Una guida innovativa per la crescita professionale del formatore
Per ogni adulto che lavora l’identità professionale è dimensione molto importante per la costruzione di una salda identità personale. Ma questa identità professionale quando può dirsi raggiunta?
Ogni adulto, di tanto in tanto, dovrebbe passare davanti allo “specchio”, esercitare la pratica riflessiva e nel fare questo ripercorrere la propria storia, rinfrescare le proprie competenze e sviluppare capacità di ricezione e di attenzione nei confronti degli altri.
Quante richieste, quante dimensioni da monitorare, certo non si tratta di un processo facile, spesso si tratta di mettere in crisi se stessi, le credenze e le convinzioni che si consideravano vere, imperturbabili.
La ricerca degli autori parte da alcune domanda di senso che non possono abbandonare il professionista della formazione: che senso ha il “fare formazione” e la relazione con l’altro nella crescita e nel percorso formativo del professionista? In che modo i luoghi della formazione possono essere ‘sfruttati’ in positivo per il sé e per l’identità professionale? In che modo il formatore cambia e in che modo la relazione diviene per lui strumento di crescita, sprone verso la maturità?

▸ **DATI GREZZI**
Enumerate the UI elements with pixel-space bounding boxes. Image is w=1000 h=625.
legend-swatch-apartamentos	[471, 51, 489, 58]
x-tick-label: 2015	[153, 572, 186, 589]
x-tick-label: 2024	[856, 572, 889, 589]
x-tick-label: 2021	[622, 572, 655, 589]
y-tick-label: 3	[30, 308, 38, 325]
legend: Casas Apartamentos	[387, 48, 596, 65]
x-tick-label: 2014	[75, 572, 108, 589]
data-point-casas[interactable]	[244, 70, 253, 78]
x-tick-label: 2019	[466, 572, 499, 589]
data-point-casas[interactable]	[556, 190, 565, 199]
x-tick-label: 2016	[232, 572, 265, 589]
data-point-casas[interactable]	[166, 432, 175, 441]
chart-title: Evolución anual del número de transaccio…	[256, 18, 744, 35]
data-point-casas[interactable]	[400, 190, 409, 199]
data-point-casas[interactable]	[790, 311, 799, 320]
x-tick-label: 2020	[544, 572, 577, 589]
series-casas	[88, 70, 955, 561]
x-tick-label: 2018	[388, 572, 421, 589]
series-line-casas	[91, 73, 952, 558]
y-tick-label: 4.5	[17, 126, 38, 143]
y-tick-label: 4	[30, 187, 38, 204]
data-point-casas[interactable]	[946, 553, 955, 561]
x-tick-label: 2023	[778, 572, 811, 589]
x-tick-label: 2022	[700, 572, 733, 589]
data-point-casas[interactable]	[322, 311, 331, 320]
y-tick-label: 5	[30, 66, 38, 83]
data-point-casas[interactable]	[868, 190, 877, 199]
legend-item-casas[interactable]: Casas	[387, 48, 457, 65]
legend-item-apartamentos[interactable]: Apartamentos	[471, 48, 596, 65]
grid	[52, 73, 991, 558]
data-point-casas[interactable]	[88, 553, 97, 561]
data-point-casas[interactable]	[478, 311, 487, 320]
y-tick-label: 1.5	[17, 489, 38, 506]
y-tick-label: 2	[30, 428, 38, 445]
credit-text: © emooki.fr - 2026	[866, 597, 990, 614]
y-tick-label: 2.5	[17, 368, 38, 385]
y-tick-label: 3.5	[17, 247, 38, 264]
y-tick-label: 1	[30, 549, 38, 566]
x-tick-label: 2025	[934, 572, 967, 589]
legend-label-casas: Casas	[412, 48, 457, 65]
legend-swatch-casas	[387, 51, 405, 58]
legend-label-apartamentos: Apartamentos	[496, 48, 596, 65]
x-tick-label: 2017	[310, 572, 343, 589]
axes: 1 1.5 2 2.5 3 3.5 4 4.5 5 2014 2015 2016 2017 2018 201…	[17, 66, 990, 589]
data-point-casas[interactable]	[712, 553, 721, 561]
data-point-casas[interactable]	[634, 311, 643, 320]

▸ **CONSEGNE DELL'ESERCIZIO**
1) Converti in un elenco numerato tutto ciò che va dall'inizio dell'elenco di dati fino alla riga che contiene "553, 955, 561]", inclusa, omettendo le righe vuote.
2) Prosegui il brano sulla crescita professionale del formatore a partire dalla sua ultima frase.

▸ **SOLUZIONI**
1)
1. Enumerate the UI elements with pixel-space bounding boxes. Image is w=1000 h=625.
2. legend-swatch-apartamentos	[471, 51, 489, 58]
3. x-tick-label: 2015	[153, 572, 186, 589]
4. x-tick-label: 2024	[856, 572, 889, 589]
5. x-tick-label: 2021	[622, 572, 655, 589]
6. y-tick-label: 3	[30, 308, 38, 325]
7. legend: Casas Apartamentos	[387, 48, 596, 65]
8. x-tick-label: 2014	[75, 572, 108, 589]
9. data-point-casas[interactable]	[244, 70, 253, 78]
10. x-tick-label: 2019	[466, 572, 499, 589]
11. data-point-casas[interactable]	[556, 190, 565, 199]
12. x-tick-label: 2016	[232, 572, 265, 589]
13. data-point-casas[interactable]	[166, 432, 175, 441]
14. chart-title: Evolución anual del número de transaccio…	[256, 18, 744, 35]
15. data-point-casas[interactable]	[400, 190, 409, 199]
16. data-point-casas[interactable]	[790, 311, 799, 320]
17. x-tick-label: 2020	[544, 572, 577, 589]
18. series-casas	[88, 70, 955, 561]
19. x-tick-label: 2018	[388, 572, 421, 589]
20. series-line-casas	[91, 73, 952, 558]
21. y-tick-label: 4.5	[17, 126, 38, 143]
22. y-tick-label: 4	[30, 187, 38, 204]
23. data-point-casas[interactable]	[946, 553, 955, 561]

2)
Il formatore cresce ed apprende nell’azione, cambia e migliora nella stessa pratica formativa, nell’hic et nunc e nella riflessione che compie su di esso.
Parallelamente il formatore può raggiungere la propria maturità professionale solo se, oltre a conoscere se stesso, la definizione di sé, entra in armonia con le definizioni che gli altri creano, le immagini che gli altri riflettono.
Questo arduo, lungo, ma intrigante processo verso la professionalità richiede, da parte del formatore, una costante mediazione tra interno ed esterno.
Interno – esterno di cosa, di chi? Non si può negare che queste due dimensioni assumono nella formazione molteplici significati e dimensioni, anche se in questo lavoro abbiamo gli autori hanno cercato di approfondirne uno in particolare, quello che risulta essere basilare rispetto all’intero processo formativo: interno – esterno del sé.
Martin Buber afferma: ‘colui il quale sa molto sul conto degli altri può essere dotto. Ma chi conosce se stesso è più intelligente’.
È proprio da qui che ha inizio la riflessione condotta dagli autori: la conoscenza di sé è una dimensione necessaria per riuscire a condurre se stessi, gli altri e il contesto al vero cambiamento. Una ricerca appassionata dove cinema e letteratura, filosofia e pratica zen fanno da sfondo alla ricerca di un’identità sempre mutevole e cangiante.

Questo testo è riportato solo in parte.